-- ASSIGNMENT --
Find all lines with the word "FLOW" in the material, then copy them.

-- GIVEN DATA --
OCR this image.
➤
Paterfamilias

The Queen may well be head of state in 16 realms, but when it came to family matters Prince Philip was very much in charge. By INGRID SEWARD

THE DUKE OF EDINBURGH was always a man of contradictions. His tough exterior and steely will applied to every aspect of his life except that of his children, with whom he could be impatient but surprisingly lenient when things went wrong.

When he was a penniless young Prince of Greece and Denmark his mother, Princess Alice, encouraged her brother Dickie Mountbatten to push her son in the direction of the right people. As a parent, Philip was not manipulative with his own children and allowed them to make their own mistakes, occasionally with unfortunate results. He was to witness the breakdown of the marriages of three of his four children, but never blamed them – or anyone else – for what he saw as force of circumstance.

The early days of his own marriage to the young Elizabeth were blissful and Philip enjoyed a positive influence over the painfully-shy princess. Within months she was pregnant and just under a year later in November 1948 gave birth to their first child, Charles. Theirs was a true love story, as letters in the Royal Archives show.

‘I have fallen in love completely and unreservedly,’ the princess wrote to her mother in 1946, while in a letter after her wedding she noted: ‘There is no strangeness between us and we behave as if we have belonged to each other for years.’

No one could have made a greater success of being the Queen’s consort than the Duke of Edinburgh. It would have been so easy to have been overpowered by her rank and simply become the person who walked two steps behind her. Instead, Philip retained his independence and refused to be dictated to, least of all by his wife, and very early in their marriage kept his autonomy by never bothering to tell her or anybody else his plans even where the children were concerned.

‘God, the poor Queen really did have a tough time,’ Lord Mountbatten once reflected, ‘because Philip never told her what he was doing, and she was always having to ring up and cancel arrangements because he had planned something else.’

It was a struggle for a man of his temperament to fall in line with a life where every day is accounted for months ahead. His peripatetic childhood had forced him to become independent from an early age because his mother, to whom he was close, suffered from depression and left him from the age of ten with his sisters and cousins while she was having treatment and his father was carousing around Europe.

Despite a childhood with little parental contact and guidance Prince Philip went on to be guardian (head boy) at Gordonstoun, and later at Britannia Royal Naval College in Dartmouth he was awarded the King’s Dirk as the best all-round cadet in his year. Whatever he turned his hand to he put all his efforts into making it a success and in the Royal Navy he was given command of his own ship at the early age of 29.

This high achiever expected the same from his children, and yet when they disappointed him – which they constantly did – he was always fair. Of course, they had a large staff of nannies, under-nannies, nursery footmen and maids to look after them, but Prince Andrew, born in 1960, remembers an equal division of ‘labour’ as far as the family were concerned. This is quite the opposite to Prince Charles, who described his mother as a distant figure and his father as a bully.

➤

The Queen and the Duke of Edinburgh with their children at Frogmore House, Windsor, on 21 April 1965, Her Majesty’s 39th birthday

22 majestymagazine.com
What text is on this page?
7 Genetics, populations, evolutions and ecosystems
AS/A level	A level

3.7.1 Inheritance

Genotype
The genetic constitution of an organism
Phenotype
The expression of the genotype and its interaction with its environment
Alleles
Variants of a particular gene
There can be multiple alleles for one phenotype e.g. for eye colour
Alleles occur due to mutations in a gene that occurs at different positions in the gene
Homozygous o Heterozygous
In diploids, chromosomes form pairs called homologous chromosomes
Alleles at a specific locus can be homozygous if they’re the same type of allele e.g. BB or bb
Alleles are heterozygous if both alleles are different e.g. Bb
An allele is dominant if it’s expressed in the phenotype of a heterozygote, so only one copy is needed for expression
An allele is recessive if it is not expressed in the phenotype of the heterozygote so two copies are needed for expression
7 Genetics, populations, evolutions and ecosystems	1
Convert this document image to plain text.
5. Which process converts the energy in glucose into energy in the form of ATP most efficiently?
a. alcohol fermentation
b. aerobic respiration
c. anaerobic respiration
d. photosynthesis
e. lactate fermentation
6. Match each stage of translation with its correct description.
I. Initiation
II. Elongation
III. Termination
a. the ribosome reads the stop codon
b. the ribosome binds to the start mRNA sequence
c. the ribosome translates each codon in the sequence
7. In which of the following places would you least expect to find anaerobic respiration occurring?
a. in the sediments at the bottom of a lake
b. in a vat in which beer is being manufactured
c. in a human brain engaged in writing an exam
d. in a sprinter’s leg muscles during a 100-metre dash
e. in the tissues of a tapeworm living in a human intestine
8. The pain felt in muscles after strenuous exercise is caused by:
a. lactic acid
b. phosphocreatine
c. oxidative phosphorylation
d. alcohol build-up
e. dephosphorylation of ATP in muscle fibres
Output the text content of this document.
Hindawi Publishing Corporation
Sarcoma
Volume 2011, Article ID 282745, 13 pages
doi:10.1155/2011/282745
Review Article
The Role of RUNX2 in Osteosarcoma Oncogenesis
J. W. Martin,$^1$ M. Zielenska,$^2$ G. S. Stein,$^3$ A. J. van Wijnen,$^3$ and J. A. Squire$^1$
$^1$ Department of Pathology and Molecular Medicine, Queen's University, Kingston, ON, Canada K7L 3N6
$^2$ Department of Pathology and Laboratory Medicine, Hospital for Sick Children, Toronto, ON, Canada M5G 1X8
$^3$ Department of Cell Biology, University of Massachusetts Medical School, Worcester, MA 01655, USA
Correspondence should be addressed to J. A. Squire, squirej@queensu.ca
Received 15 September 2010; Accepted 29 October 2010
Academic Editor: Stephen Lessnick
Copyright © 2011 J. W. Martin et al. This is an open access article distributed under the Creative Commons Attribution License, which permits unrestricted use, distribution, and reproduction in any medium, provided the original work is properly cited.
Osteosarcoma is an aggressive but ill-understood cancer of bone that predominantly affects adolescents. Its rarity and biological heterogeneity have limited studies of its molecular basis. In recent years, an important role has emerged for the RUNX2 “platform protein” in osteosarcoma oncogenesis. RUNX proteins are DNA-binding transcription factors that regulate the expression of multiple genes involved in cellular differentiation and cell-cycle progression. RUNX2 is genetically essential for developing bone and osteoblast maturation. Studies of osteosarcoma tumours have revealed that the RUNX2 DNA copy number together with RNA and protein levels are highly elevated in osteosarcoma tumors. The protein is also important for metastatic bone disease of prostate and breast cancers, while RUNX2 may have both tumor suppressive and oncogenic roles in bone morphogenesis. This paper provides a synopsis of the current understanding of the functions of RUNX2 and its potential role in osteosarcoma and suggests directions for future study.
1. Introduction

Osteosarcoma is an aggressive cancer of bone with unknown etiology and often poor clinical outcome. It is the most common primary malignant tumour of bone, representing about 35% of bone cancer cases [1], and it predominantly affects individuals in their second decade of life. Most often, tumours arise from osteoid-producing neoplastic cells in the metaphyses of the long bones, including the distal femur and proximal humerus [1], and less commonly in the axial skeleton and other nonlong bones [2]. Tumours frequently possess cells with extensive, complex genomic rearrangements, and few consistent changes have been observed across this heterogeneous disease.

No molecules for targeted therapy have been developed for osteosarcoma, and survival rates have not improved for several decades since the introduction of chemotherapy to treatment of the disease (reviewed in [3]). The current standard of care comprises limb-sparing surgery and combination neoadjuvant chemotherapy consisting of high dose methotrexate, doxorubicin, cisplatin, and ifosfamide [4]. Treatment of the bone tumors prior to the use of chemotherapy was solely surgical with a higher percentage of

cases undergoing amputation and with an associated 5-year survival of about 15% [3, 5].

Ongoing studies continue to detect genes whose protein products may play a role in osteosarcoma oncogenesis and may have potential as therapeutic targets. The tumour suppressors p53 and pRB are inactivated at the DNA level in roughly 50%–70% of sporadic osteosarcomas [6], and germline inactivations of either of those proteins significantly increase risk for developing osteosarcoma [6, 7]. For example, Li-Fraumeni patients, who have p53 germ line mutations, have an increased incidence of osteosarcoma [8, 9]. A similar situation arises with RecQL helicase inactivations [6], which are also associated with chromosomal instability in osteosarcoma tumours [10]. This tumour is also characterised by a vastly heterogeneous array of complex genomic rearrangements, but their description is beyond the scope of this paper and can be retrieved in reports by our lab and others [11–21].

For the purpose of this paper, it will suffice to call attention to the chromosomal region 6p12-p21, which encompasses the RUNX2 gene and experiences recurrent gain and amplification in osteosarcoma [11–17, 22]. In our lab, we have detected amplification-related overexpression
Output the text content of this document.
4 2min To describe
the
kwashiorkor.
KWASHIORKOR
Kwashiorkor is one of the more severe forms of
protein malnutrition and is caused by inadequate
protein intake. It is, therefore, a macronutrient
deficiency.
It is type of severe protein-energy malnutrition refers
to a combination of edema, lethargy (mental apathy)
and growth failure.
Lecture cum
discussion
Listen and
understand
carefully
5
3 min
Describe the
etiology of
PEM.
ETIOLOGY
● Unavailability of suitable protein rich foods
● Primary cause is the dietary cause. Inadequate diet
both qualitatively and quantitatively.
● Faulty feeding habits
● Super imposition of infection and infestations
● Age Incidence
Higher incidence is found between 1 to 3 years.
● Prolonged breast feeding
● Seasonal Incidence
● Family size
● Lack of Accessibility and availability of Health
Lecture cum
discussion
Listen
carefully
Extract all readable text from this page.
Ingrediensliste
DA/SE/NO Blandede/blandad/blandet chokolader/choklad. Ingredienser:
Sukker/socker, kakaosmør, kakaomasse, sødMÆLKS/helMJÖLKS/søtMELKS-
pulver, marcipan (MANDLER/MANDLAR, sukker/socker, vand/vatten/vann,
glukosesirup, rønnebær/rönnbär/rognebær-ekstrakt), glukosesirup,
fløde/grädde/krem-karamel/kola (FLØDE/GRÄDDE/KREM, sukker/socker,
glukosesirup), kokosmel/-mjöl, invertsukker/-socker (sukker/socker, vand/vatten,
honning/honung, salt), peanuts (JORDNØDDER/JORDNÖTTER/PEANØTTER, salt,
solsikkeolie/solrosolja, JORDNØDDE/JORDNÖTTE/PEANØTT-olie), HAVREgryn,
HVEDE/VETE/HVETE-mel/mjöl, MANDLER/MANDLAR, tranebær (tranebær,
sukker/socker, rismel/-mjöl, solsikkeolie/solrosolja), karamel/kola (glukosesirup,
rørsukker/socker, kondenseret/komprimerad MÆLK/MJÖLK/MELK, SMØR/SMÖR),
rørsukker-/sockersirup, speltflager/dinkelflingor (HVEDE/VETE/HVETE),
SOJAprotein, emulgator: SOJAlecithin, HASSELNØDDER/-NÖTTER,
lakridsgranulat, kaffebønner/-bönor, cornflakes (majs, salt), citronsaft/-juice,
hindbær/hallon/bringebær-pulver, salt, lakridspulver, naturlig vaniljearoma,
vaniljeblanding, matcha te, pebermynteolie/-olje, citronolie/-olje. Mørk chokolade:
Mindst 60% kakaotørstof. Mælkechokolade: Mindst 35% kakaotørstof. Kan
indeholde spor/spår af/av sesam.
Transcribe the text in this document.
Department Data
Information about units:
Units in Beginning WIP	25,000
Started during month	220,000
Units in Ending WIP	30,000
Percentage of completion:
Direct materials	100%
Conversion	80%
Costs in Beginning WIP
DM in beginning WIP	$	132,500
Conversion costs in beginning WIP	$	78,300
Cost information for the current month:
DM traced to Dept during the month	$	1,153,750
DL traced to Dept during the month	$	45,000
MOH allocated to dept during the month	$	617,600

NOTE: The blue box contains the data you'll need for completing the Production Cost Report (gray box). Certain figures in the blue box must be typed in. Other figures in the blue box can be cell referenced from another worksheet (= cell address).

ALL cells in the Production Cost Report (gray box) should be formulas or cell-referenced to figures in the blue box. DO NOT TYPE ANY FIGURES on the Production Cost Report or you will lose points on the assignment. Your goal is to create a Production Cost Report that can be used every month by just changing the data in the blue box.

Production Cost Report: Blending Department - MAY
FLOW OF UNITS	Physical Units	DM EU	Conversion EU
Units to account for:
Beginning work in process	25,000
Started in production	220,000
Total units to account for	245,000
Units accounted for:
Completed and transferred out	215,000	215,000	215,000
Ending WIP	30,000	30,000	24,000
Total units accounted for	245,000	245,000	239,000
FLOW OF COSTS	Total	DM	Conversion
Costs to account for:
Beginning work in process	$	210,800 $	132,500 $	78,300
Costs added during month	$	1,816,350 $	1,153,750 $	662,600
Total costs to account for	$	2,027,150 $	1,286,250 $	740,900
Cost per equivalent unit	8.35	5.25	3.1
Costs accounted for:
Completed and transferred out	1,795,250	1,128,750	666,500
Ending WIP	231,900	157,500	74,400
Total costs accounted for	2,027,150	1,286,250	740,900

-- EXPECTED ANSWER --
FLOW OF UNITS	Physical Units	DM EU	Conversion EU
FLOW OF COSTS	Total	DM	Conversion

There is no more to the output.